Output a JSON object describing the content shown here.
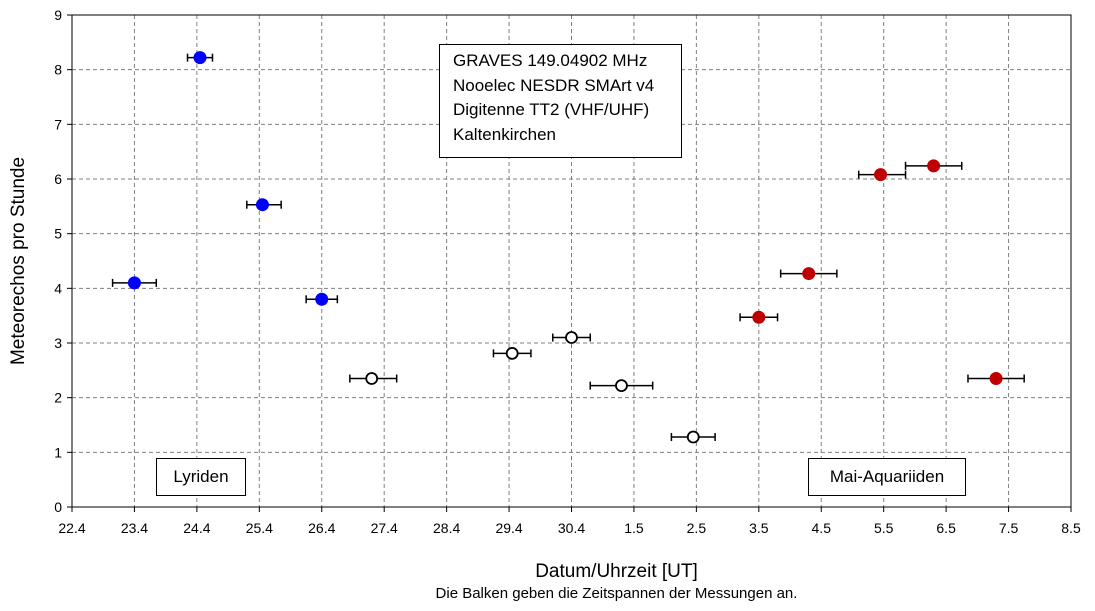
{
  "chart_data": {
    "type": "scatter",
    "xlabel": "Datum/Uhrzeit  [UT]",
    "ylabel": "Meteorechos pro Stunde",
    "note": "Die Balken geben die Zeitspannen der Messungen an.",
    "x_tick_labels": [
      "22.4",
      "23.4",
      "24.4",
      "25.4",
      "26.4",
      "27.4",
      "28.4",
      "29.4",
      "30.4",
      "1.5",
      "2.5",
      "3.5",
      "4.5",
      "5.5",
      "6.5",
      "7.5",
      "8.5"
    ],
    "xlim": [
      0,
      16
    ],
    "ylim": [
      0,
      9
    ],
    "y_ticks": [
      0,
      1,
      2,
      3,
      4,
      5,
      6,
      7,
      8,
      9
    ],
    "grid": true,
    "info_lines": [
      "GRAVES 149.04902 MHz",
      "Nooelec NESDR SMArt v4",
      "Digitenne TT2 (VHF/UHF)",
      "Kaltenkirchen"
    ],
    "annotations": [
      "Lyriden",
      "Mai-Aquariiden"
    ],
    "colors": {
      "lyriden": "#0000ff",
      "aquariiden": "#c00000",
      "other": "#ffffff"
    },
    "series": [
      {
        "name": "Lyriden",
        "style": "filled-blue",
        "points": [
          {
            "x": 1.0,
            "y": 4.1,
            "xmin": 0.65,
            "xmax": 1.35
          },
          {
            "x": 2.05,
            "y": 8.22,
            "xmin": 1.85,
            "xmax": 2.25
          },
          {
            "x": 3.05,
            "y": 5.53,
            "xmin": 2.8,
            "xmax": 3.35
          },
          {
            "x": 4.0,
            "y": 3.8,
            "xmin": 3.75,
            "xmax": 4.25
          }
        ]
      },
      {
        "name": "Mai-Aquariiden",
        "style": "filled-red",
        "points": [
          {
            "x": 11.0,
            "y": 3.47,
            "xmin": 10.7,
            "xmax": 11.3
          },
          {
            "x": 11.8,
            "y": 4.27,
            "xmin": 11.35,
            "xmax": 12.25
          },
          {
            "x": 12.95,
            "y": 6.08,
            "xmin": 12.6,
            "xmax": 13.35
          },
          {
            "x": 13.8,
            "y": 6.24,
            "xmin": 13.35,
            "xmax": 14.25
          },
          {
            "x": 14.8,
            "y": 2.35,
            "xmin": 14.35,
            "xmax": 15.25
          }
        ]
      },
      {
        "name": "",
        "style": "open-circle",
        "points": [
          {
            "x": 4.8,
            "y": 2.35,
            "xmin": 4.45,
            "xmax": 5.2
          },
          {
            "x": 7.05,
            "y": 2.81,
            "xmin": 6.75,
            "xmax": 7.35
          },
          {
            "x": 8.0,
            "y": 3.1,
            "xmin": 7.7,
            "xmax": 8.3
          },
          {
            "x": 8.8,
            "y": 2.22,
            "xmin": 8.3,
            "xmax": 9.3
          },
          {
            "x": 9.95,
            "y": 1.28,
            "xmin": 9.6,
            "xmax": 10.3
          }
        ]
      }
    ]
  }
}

* * *

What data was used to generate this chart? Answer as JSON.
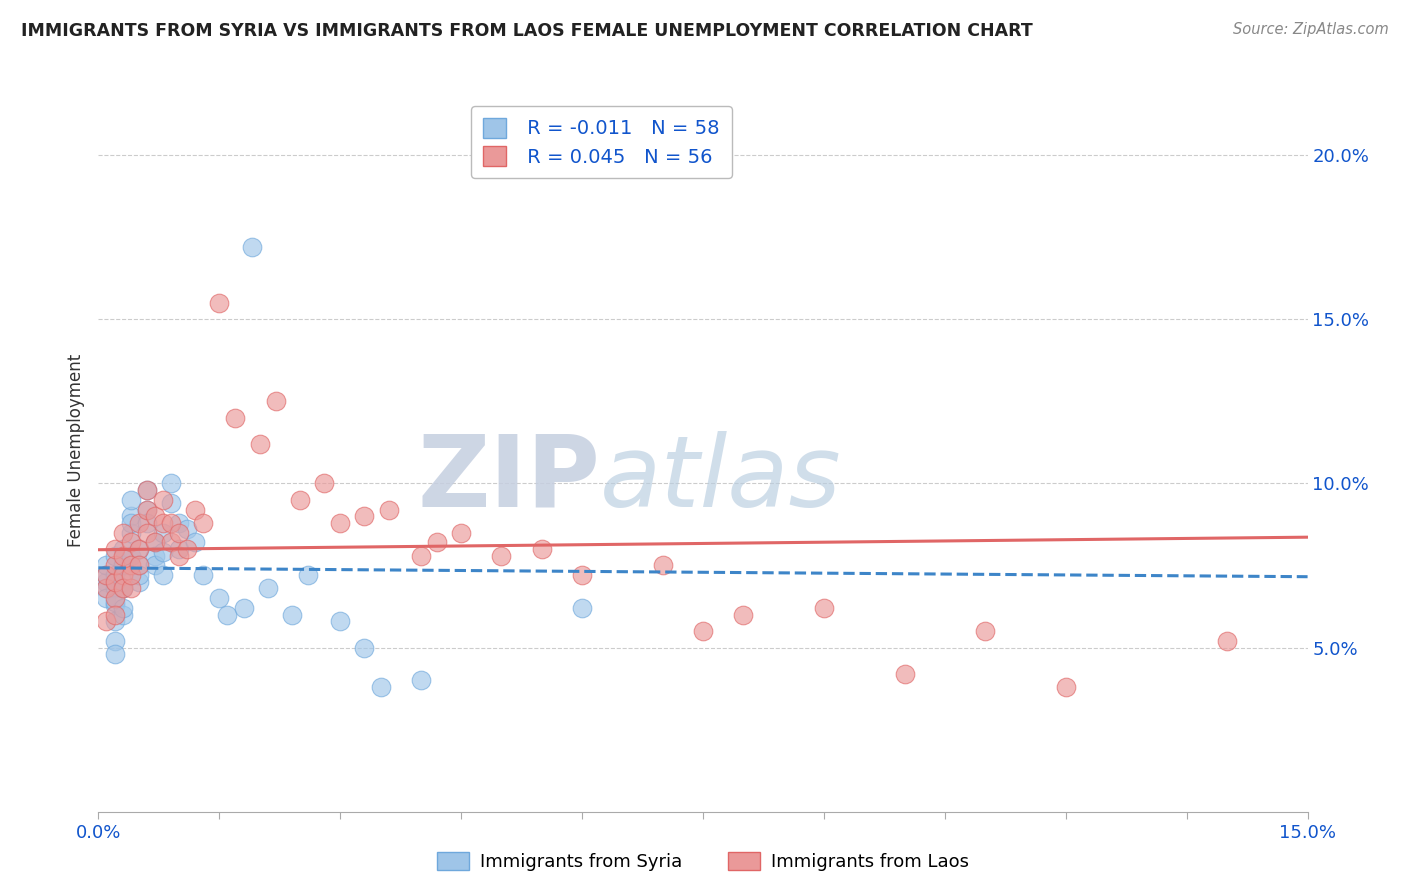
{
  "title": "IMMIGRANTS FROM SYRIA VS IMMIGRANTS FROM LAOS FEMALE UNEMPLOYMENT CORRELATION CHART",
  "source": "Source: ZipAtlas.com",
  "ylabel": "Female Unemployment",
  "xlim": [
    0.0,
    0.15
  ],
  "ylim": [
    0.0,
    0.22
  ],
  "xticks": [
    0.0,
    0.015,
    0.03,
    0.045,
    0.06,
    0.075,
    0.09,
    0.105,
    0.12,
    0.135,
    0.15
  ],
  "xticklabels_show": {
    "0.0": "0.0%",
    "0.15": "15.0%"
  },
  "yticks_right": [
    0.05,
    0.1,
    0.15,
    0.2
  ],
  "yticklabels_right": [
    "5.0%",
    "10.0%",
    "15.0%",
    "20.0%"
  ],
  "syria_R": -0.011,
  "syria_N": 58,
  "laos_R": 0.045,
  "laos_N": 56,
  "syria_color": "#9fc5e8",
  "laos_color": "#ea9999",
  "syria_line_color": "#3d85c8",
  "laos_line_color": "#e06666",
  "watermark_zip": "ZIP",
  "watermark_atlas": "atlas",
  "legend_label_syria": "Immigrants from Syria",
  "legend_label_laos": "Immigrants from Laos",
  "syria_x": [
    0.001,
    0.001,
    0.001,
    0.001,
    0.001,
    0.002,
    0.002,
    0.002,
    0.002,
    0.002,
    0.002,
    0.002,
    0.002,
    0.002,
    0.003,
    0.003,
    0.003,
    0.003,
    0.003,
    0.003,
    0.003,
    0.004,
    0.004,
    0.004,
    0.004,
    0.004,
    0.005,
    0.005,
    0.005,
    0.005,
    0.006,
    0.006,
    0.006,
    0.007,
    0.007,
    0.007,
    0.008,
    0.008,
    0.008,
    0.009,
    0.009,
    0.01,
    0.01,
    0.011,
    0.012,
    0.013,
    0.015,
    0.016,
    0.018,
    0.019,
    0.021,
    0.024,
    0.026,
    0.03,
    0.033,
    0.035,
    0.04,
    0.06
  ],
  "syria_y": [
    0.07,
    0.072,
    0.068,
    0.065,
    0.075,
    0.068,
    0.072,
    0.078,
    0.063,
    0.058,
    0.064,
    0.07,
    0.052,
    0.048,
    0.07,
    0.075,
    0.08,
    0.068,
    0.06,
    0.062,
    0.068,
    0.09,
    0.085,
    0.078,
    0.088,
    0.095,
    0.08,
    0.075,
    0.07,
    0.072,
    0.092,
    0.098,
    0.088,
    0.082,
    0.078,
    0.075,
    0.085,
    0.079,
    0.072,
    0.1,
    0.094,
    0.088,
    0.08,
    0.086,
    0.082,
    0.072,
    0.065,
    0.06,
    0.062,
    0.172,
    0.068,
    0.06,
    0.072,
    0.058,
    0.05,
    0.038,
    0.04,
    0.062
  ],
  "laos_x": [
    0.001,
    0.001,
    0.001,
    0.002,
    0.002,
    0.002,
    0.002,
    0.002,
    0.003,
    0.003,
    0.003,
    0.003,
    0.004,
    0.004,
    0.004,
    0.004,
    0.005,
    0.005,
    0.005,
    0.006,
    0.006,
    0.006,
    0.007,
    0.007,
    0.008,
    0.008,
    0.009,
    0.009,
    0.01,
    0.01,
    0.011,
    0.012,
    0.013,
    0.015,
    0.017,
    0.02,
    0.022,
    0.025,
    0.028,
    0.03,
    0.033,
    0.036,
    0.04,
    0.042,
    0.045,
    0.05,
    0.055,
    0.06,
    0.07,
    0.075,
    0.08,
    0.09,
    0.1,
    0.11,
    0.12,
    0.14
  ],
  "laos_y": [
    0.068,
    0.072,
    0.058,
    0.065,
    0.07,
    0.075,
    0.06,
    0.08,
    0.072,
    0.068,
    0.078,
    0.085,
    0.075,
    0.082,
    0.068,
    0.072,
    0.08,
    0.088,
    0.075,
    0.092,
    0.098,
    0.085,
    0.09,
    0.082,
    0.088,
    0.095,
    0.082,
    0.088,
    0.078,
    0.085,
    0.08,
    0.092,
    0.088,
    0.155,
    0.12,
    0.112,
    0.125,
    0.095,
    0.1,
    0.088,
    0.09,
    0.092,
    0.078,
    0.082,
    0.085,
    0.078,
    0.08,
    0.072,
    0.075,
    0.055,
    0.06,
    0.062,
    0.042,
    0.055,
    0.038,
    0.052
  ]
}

- Directions
Go through the records and show every line with the string "name" in it.

- Output for this task
        "name": "Lyriden",
        "name": "Mai-Aquariiden",
        "name": "",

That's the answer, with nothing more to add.